++++ DATA EXCERPTS

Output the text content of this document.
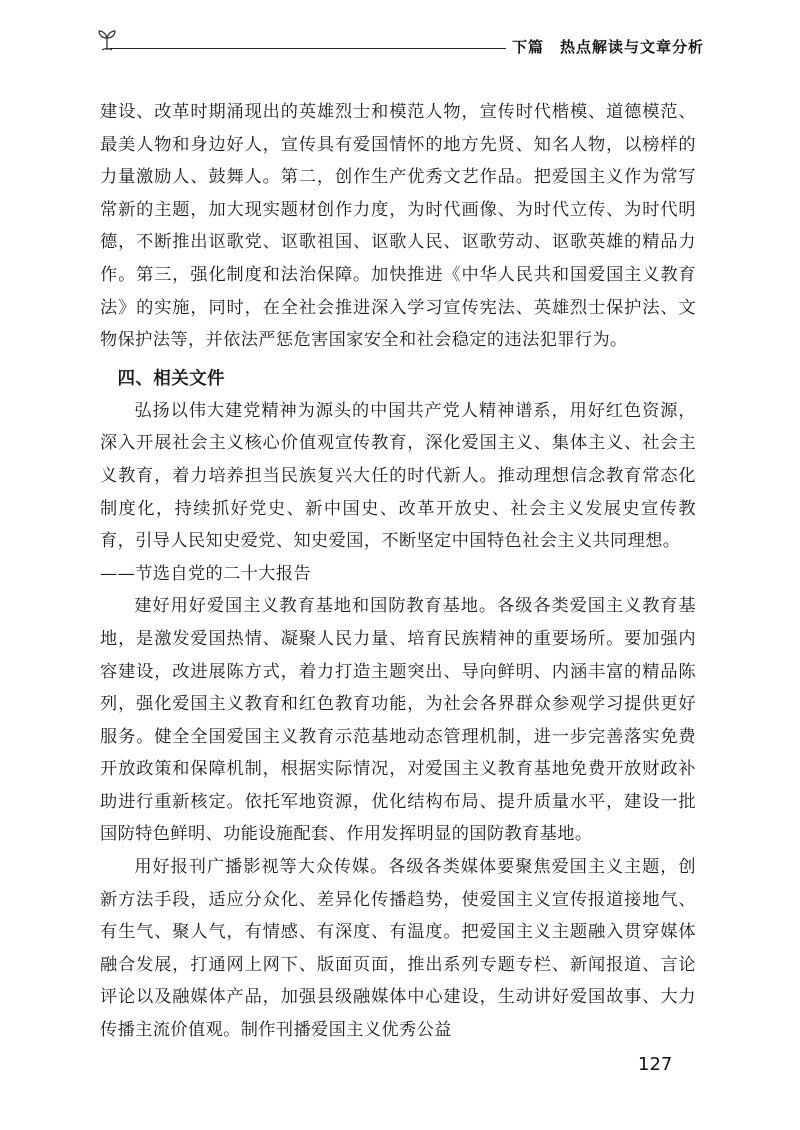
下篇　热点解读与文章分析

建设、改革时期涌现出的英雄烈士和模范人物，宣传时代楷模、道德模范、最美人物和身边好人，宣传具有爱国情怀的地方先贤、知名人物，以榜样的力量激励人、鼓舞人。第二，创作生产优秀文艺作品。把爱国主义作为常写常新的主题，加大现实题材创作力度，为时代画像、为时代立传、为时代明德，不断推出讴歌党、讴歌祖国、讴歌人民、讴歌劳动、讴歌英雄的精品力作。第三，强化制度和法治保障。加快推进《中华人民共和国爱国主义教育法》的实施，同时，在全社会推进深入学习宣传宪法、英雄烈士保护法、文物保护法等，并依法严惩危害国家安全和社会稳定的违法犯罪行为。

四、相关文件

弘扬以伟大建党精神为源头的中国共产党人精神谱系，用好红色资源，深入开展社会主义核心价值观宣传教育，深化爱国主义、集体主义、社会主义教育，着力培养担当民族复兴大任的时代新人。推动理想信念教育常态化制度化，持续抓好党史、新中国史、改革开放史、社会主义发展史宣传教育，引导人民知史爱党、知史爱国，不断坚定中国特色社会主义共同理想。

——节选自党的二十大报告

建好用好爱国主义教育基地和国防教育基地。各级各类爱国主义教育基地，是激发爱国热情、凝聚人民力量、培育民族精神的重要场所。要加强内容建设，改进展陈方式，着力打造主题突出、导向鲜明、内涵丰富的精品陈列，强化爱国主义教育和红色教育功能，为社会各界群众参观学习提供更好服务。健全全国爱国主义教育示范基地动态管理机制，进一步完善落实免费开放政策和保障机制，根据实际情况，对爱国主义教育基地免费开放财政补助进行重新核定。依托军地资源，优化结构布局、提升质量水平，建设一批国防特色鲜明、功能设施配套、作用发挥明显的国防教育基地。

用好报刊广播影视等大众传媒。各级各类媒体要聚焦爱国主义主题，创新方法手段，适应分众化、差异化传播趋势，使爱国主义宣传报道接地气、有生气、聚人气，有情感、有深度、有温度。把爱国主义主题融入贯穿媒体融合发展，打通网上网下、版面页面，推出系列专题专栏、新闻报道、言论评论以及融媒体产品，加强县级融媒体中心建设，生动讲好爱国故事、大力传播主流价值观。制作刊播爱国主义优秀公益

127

++++++++

Give the data above again in full and unchanged, skipping the pictures.

Output the text content of this document.
下篇　热点解读与文章分析

建设、改革时期涌现出的英雄烈士和模范人物，宣传时代楷模、道德模范、最美人物和身边好人，宣传具有爱国情怀的地方先贤、知名人物，以榜样的力量激励人、鼓舞人。第二，创作生产优秀文艺作品。把爱国主义作为常写常新的主题，加大现实题材创作力度，为时代画像、为时代立传、为时代明德，不断推出讴歌党、讴歌祖国、讴歌人民、讴歌劳动、讴歌英雄的精品力作。第三，强化制度和法治保障。加快推进《中华人民共和国爱国主义教育法》的实施，同时，在全社会推进深入学习宣传宪法、英雄烈士保护法、文物保护法等，并依法严惩危害国家安全和社会稳定的违法犯罪行为。

四、相关文件

弘扬以伟大建党精神为源头的中国共产党人精神谱系，用好红色资源，深入开展社会主义核心价值观宣传教育，深化爱国主义、集体主义、社会主义教育，着力培养担当民族复兴大任的时代新人。推动理想信念教育常态化制度化，持续抓好党史、新中国史、改革开放史、社会主义发展史宣传教育，引导人民知史爱党、知史爱国，不断坚定中国特色社会主义共同理想。

——节选自党的二十大报告

建好用好爱国主义教育基地和国防教育基地。各级各类爱国主义教育基地，是激发爱国热情、凝聚人民力量、培育民族精神的重要场所。要加强内容建设，改进展陈方式，着力打造主题突出、导向鲜明、内涵丰富的精品陈列，强化爱国主义教育和红色教育功能，为社会各界群众参观学习提供更好服务。健全全国爱国主义教育示范基地动态管理机制，进一步完善落实免费开放政策和保障机制，根据实际情况，对爱国主义教育基地免费开放财政补助进行重新核定。依托军地资源，优化结构布局、提升质量水平，建设一批国防特色鲜明、功能设施配套、作用发挥明显的国防教育基地。

用好报刊广播影视等大众传媒。各级各类媒体要聚焦爱国主义主题，创新方法手段，适应分众化、差异化传播趋势，使爱国主义宣传报道接地气、有生气、聚人气，有情感、有深度、有温度。把爱国主义主题融入贯穿媒体融合发展，打通网上网下、版面页面，推出系列专题专栏、新闻报道、言论评论以及融媒体产品，加强县级融媒体中心建设，生动讲好爱国故事、大力传播主流价值观。制作刊播爱国主义优秀公益

127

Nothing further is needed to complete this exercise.